- **WHAT NEEDS TO BE DONE**
Please print all of the material below, word for word.
┄┄┄┄┄┄┄┄┄┄┄┄┄┄┄┄┄┄┄┄
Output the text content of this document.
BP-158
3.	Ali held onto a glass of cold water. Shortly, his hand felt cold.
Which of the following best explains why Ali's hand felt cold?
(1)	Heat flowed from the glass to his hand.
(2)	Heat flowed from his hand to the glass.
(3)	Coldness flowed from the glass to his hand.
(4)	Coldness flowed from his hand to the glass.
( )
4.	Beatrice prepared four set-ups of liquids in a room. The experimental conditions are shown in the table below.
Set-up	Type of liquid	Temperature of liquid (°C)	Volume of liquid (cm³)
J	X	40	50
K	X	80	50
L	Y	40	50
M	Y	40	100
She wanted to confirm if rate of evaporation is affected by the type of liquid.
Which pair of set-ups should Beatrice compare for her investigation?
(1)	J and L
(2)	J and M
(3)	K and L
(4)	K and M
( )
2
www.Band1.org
┄┄┄┄┄┄┄┄┄┄┄┄┄┄┄┄┄┄┄┄
- **WRITTEN REPLY**
Output the text content of this document.
BP-158
3.	Ali held onto a glass of cold water. Shortly, his hand felt cold.
Which of the following best explains why Ali's hand felt cold?
(1)	Heat flowed from the glass to his hand.
(2)	Heat flowed from his hand to the glass.
(3)	Coldness flowed from the glass to his hand.
(4)	Coldness flowed from his hand to the glass.
( )
4.	Beatrice prepared four set-ups of liquids in a room. The experimental conditions are shown in the table below.
Set-up	Type of liquid	Temperature of liquid (°C)	Volume of liquid (cm³)
J	X	40	50
K	X	80	50
L	Y	40	50
M	Y	40	100
She wanted to confirm if rate of evaporation is affected by the type of liquid.
Which pair of set-ups should Beatrice compare for her investigation?
(1)	J and L
(2)	J and M
(3)	K and L
(4)	K and M
( )
2
www.Band1.org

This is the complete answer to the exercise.